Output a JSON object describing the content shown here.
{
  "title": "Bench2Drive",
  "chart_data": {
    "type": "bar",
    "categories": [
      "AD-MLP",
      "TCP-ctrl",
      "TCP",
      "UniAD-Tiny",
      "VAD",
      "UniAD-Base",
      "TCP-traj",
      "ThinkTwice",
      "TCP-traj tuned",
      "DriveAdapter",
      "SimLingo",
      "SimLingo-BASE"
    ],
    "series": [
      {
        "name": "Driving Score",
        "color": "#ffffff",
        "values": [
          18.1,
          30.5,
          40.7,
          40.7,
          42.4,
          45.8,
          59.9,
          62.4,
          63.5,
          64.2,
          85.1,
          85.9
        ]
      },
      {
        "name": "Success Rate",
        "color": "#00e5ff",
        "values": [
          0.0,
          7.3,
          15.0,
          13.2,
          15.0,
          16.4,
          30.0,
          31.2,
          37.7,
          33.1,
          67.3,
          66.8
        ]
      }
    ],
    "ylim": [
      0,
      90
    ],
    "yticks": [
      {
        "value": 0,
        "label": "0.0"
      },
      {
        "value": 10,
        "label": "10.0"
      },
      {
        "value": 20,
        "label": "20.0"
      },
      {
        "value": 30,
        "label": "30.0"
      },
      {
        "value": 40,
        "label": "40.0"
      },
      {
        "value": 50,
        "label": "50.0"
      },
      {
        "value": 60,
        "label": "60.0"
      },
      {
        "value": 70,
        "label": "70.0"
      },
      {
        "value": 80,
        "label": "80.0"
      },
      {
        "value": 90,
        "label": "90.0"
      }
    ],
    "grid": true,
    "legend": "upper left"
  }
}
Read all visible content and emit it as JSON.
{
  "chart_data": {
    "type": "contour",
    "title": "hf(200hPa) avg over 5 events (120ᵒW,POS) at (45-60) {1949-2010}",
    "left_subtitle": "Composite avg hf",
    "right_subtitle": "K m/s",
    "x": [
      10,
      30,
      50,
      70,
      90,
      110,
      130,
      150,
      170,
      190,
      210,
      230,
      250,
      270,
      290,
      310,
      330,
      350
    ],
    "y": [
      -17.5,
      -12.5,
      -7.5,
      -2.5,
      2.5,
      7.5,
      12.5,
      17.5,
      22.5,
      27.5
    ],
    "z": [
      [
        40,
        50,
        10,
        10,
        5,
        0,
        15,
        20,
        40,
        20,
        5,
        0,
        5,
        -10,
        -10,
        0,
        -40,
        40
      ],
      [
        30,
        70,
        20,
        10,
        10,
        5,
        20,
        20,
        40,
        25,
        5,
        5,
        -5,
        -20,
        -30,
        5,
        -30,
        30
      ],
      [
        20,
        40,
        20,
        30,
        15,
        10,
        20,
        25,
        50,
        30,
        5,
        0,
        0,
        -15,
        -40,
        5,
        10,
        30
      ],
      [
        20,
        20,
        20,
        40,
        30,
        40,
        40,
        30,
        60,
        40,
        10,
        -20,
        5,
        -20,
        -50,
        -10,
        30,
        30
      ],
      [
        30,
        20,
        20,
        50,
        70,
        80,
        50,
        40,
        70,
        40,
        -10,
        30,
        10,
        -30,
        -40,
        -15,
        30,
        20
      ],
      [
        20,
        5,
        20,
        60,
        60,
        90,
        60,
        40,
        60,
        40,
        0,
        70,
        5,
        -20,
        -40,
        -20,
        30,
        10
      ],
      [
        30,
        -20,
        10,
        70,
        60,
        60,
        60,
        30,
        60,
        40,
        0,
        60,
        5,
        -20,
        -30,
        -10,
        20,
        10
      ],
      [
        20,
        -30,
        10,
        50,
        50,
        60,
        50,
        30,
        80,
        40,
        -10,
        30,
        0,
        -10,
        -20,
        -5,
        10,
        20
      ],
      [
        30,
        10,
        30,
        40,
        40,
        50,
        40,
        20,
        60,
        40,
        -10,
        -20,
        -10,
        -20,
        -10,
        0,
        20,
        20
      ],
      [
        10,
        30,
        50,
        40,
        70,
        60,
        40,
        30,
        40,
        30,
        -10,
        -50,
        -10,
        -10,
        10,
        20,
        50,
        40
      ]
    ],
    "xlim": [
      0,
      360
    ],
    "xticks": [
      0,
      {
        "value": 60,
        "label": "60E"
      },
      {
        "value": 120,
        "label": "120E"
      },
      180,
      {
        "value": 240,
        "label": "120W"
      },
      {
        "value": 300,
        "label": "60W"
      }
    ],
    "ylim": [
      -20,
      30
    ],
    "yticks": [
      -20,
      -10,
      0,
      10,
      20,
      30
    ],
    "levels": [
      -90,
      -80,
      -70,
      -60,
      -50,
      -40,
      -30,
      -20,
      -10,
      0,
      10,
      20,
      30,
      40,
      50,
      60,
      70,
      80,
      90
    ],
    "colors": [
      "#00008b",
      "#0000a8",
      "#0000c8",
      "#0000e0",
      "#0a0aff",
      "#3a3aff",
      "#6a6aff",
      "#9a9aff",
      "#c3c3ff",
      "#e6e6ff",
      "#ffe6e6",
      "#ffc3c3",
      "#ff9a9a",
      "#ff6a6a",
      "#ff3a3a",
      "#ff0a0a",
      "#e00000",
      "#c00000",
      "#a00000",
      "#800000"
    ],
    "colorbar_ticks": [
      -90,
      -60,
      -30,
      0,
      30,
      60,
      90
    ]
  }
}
-=-=-=-=-
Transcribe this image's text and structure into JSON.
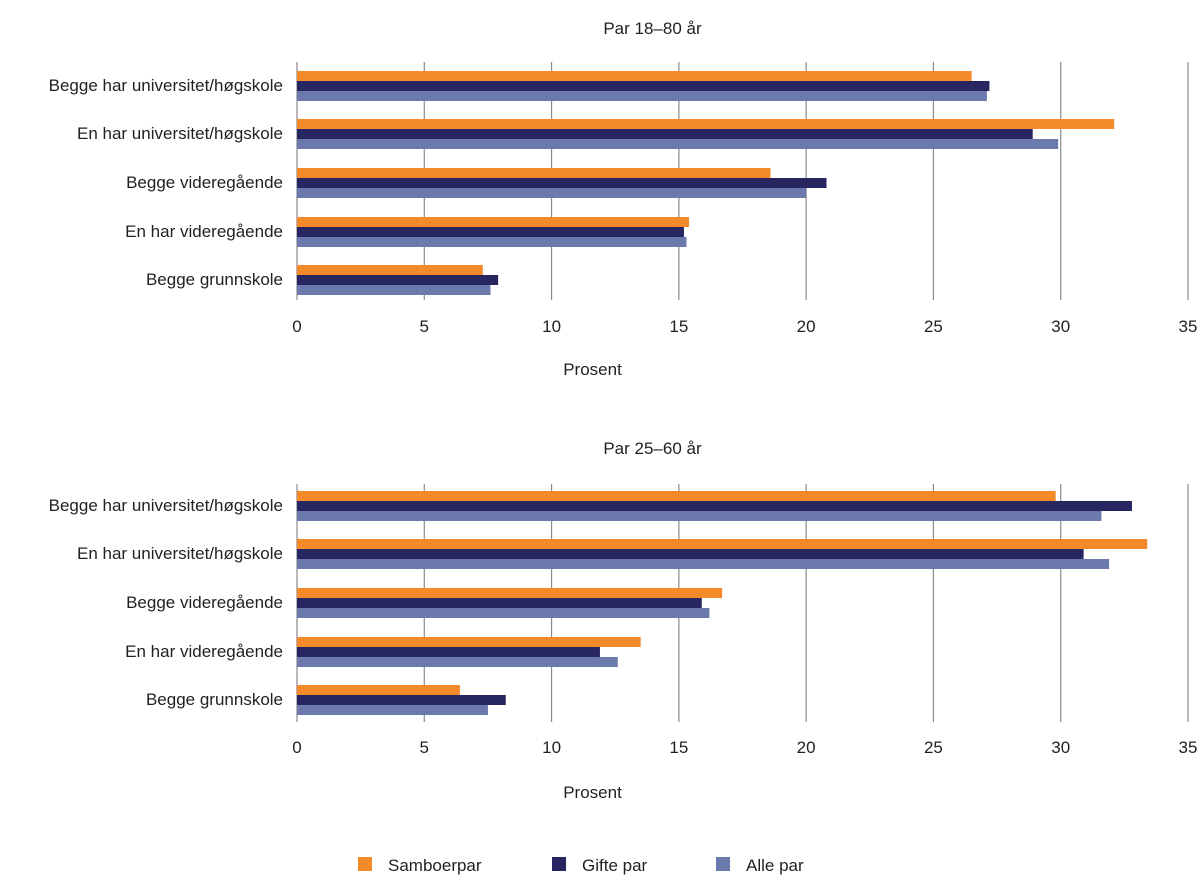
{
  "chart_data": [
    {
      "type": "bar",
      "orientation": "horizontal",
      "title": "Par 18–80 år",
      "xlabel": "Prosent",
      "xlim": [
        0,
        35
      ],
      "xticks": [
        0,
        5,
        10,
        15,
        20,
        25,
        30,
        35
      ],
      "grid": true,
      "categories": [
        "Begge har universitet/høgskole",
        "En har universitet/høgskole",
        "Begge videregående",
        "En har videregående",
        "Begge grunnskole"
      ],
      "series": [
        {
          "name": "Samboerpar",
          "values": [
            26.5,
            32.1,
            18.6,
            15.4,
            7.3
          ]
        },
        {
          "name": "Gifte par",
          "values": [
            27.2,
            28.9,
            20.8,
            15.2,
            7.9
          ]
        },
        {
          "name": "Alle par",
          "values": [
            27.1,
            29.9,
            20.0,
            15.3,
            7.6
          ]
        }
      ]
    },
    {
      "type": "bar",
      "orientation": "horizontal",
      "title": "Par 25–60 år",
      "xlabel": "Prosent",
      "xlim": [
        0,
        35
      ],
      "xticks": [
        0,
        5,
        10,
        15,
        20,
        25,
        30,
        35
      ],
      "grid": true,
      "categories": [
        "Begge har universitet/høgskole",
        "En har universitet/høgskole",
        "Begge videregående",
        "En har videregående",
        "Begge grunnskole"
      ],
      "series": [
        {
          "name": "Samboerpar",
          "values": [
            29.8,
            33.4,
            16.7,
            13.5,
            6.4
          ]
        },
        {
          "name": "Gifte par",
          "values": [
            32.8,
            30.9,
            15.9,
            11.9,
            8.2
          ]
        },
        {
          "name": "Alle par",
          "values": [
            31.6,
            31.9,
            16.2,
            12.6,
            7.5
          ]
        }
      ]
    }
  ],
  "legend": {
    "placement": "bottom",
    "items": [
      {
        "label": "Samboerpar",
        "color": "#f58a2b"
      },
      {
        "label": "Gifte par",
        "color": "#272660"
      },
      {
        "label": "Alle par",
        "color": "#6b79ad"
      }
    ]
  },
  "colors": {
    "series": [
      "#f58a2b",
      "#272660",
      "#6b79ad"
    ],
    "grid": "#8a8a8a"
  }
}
-=-=-=-=-
Do this: Which lines hold the word "type"? Return all of them from the records above.

Answer to the problem:
    "type": "bar",
    "type": "contour",
      "type": "bar",
      "type": "bar",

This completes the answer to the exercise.